**PROVIDED RECORDS**
────

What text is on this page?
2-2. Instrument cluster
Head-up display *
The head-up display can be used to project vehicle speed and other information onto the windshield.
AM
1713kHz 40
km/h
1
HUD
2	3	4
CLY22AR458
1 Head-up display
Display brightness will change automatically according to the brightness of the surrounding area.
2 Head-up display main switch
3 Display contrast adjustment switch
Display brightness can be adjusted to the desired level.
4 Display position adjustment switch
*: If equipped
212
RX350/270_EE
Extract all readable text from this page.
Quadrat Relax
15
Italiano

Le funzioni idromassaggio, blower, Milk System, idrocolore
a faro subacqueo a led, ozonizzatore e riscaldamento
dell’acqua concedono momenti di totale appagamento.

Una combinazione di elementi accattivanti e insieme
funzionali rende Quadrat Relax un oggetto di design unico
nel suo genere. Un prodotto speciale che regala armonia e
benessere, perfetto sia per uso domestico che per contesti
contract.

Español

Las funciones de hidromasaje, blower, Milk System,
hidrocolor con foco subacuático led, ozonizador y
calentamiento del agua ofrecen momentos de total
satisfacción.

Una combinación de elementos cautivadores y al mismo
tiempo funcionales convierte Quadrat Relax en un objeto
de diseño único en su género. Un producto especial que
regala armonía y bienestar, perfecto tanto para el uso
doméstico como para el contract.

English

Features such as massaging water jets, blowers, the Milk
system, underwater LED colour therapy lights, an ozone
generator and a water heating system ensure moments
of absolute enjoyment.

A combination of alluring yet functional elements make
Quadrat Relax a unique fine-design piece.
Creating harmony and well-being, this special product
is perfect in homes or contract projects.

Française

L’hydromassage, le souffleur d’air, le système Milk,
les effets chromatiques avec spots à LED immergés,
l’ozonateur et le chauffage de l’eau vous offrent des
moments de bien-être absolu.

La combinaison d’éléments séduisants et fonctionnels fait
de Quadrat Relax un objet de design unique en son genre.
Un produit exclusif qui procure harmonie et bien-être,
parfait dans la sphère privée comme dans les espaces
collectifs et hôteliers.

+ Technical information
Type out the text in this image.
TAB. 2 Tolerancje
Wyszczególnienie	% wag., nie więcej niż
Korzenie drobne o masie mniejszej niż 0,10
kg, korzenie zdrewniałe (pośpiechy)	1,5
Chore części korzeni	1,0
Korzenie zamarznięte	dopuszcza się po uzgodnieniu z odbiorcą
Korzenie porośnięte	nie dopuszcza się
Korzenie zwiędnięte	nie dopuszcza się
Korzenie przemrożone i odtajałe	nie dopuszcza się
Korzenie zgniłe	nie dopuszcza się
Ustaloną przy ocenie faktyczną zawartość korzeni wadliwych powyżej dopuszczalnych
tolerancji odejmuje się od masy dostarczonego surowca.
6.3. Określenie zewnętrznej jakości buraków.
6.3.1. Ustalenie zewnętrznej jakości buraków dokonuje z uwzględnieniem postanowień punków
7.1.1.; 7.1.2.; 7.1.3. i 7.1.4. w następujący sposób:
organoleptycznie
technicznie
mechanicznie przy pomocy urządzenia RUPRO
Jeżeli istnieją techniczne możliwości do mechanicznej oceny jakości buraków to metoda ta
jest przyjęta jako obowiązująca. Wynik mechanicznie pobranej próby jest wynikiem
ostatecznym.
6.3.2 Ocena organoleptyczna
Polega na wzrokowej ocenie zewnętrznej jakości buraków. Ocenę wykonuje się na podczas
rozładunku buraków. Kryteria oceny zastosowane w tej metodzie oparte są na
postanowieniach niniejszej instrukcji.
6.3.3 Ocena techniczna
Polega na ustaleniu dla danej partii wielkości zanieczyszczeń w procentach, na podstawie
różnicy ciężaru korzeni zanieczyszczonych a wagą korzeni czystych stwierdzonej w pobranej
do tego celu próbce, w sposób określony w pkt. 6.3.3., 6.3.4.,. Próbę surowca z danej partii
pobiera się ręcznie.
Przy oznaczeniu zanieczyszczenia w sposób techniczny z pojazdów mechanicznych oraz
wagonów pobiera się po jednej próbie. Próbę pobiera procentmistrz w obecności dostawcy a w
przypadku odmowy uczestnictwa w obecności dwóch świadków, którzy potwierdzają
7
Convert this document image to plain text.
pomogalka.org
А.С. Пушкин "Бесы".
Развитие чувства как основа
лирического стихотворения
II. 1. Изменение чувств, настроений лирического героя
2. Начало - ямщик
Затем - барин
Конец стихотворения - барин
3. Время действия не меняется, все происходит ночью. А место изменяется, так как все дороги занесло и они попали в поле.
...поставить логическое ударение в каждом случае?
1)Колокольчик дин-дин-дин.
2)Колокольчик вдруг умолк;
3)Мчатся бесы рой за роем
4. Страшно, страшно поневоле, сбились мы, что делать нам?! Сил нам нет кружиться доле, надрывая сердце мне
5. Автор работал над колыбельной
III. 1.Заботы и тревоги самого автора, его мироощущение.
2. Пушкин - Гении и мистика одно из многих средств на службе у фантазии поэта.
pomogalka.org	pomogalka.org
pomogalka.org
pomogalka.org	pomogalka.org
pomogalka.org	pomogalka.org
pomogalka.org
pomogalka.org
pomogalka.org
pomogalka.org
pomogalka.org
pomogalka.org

────

**TASK TO CARRY OUT**
Reproduce each line of the entries in which the word "être" is found.

**TASK RESULT**
moments de bien-être absolu.
Un produit exclusif qui procure harmonie et bien-être,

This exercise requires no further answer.